_What to produce_
Show each line that has the string "здравоохранения" in it.

_Provided data_
================

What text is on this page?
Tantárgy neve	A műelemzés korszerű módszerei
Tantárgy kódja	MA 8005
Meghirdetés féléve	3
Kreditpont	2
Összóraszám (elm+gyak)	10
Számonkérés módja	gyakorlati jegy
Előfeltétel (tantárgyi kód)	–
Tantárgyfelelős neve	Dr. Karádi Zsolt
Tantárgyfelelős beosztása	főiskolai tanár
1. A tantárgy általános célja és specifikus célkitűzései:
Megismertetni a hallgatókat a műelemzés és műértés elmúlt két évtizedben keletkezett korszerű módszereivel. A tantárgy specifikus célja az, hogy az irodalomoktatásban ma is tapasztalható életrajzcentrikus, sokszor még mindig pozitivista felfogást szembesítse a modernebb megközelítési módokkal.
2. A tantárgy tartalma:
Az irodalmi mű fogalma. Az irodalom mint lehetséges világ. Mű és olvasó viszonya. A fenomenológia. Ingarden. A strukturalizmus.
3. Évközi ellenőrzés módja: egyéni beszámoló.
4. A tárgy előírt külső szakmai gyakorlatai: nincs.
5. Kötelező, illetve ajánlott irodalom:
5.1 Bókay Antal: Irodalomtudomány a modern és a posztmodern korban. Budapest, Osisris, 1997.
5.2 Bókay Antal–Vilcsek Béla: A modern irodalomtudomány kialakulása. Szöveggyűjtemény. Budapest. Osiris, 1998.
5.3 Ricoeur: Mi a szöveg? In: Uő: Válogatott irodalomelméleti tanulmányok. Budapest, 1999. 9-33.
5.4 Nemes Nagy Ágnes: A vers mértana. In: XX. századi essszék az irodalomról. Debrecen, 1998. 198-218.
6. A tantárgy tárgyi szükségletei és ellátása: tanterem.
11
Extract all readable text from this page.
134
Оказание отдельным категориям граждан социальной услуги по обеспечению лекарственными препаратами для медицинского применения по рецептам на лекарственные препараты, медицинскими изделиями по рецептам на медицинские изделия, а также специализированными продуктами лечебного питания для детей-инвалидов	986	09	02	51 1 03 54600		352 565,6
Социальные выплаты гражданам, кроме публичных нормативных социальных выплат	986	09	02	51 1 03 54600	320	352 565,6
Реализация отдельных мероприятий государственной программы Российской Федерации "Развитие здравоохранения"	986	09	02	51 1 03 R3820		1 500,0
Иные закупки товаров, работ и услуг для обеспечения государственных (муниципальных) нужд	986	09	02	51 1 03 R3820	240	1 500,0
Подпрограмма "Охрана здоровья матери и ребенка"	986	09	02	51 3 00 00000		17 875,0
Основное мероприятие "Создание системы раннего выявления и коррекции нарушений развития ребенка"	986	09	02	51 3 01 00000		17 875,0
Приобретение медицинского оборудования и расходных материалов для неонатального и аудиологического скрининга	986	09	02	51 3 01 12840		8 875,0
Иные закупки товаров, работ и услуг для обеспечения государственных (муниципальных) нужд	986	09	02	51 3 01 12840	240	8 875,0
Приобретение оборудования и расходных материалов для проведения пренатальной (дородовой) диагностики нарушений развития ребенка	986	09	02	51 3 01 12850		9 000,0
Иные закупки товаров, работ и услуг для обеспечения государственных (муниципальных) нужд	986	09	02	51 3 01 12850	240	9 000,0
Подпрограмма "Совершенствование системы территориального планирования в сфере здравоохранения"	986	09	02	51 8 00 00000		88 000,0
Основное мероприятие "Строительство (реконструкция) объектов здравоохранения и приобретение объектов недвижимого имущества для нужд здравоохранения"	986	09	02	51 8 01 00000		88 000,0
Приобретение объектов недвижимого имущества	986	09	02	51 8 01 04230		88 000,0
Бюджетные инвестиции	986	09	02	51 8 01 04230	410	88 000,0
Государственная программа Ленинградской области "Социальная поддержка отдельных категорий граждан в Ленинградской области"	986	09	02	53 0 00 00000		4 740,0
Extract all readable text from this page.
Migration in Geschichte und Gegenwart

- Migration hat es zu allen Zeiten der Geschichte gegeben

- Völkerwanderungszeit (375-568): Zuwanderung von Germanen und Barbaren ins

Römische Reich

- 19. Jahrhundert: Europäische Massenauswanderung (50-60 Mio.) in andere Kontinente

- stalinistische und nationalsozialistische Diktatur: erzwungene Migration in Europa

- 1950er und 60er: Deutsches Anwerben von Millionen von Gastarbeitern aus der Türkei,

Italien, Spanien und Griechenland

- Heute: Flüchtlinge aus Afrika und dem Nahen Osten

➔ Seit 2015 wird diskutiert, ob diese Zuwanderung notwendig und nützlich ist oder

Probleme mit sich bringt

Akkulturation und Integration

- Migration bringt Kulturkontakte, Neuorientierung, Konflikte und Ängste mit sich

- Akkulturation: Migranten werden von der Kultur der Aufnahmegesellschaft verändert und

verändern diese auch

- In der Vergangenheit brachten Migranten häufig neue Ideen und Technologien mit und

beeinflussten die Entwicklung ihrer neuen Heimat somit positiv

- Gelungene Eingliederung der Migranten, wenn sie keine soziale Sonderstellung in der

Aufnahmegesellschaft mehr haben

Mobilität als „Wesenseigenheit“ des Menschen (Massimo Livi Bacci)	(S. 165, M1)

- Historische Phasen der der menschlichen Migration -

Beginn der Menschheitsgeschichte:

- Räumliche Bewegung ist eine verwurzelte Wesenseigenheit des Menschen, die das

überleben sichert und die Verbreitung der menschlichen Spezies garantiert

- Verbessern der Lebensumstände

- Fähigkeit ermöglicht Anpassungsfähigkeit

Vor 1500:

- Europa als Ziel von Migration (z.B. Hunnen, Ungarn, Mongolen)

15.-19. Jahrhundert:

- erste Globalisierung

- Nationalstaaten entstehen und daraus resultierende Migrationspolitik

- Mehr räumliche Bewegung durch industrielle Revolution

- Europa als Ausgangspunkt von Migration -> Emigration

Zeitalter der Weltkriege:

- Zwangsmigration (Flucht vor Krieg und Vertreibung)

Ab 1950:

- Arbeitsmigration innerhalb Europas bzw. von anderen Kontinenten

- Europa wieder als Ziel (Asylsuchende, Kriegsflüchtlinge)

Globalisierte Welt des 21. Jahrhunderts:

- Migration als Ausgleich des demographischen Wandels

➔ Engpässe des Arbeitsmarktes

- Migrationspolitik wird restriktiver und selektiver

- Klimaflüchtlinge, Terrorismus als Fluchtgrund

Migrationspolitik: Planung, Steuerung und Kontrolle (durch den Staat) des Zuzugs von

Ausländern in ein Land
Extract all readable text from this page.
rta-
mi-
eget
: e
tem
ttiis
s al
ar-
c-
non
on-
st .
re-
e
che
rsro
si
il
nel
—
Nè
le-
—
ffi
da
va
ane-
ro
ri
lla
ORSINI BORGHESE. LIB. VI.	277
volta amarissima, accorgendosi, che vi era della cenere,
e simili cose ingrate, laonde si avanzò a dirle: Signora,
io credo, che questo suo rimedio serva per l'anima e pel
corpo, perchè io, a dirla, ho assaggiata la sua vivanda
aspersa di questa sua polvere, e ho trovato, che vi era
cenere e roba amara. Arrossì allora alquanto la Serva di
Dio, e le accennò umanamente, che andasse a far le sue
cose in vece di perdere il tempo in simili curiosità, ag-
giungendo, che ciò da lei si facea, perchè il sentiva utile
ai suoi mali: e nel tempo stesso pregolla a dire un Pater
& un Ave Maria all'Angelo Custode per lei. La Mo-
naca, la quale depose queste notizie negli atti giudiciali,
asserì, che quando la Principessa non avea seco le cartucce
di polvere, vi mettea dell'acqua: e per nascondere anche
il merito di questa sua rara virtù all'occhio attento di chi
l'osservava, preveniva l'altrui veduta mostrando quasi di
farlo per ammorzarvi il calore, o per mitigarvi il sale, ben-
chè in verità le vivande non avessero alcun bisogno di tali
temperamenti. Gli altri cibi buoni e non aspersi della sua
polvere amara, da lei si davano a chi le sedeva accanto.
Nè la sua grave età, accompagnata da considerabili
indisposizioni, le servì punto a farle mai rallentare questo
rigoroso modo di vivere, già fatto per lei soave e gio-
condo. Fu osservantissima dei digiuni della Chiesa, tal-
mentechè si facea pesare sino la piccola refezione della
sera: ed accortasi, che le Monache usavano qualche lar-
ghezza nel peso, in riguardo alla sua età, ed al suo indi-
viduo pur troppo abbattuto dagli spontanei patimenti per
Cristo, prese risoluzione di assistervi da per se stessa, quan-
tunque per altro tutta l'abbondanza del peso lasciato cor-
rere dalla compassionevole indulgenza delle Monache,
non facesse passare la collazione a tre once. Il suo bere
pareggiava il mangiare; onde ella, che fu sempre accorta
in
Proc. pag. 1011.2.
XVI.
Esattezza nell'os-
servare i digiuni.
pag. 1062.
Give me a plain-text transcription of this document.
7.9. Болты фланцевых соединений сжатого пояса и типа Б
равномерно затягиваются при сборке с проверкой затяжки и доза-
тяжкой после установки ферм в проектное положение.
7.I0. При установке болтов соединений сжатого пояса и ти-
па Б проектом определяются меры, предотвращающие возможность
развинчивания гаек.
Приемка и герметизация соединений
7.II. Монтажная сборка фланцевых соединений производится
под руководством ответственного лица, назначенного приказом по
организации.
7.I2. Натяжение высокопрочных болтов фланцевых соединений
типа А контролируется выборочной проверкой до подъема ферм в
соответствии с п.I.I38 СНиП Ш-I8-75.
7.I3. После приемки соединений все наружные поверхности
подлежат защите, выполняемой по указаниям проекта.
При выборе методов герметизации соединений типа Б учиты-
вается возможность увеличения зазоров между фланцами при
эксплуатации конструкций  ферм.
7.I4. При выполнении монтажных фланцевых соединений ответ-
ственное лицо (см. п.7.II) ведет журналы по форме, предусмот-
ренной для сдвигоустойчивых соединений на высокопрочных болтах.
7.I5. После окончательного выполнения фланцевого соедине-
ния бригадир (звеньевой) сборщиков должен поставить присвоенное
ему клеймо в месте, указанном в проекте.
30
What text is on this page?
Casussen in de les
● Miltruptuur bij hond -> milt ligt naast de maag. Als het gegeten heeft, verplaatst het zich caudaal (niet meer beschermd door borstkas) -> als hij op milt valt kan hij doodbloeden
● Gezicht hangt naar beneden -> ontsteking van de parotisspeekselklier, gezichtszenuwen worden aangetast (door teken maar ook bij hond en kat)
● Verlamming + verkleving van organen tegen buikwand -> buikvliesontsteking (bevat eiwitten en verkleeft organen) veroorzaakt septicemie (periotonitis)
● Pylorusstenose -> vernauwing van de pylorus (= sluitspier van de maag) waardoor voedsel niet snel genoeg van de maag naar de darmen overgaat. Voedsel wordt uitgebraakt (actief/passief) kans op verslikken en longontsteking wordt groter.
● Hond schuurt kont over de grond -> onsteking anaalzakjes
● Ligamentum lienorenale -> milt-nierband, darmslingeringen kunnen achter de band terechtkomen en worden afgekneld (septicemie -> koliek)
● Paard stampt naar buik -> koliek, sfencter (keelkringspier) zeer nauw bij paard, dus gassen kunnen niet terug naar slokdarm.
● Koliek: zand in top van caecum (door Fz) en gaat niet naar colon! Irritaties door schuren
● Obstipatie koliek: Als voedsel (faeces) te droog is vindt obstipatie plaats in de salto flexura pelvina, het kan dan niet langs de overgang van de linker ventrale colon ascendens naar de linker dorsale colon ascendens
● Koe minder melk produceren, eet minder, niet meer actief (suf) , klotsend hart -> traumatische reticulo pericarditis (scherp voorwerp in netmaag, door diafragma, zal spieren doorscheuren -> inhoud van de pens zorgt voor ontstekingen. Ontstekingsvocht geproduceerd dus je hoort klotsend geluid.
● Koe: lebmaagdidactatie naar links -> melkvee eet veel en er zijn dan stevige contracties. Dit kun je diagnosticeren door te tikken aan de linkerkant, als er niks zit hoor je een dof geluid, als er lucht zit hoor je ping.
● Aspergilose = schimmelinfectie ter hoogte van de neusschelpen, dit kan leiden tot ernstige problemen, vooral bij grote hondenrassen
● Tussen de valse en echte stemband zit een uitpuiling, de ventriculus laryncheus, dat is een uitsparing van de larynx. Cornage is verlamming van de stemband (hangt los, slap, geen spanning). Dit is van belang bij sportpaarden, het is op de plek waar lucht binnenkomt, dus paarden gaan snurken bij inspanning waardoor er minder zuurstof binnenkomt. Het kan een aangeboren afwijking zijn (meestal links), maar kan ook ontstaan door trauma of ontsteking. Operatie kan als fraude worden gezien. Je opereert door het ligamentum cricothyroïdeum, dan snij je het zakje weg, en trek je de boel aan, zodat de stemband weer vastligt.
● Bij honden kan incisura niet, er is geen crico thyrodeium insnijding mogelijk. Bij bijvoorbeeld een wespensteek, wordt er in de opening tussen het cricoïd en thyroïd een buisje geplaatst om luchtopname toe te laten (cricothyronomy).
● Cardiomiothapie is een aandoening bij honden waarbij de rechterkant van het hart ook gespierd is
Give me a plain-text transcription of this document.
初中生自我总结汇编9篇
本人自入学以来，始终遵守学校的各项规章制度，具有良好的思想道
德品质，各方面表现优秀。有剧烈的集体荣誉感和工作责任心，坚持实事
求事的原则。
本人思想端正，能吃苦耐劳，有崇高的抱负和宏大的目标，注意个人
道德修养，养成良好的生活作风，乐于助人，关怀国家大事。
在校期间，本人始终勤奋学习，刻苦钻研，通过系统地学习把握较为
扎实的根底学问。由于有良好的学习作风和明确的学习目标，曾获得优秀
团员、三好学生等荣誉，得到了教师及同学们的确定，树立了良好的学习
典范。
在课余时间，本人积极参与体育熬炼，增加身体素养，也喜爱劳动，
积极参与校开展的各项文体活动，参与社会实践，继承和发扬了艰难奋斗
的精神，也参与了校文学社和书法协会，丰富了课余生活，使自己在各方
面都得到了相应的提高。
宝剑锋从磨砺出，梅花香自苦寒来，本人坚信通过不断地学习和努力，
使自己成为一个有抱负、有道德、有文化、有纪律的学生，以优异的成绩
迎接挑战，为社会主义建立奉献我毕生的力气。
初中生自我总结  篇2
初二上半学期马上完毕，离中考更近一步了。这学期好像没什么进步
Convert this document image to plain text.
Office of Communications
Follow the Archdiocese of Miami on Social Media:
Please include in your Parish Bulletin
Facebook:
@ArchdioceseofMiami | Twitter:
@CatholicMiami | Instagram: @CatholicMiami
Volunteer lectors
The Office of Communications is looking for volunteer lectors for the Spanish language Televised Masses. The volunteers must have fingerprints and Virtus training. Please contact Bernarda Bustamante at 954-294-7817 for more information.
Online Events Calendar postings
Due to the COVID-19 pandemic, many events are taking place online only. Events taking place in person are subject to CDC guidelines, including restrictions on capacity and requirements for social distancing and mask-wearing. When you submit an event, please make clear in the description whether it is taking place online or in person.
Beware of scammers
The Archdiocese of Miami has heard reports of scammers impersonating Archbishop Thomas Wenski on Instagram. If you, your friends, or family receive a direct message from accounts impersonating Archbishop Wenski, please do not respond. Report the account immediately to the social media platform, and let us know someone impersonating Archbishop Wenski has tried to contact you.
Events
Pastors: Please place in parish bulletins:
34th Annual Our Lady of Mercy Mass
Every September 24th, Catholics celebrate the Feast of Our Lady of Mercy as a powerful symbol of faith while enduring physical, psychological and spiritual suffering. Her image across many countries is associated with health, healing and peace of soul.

================

_Task answer_
Реализация отдельных мероприятий государственной программы Российской Федерации "Развитие здравоохранения"	986	09	02	51 1 03 R3820		1 500,0
Подпрограмма "Совершенствование системы территориального планирования в сфере здравоохранения"	986	09	02	51 8 00 00000		88 000,0
Основное мероприятие "Строительство (реконструкция) объектов здравоохранения и приобретение объектов недвижимого имущества для нужд здравоохранения"	986	09	02	51 8 01 00000		88 000,0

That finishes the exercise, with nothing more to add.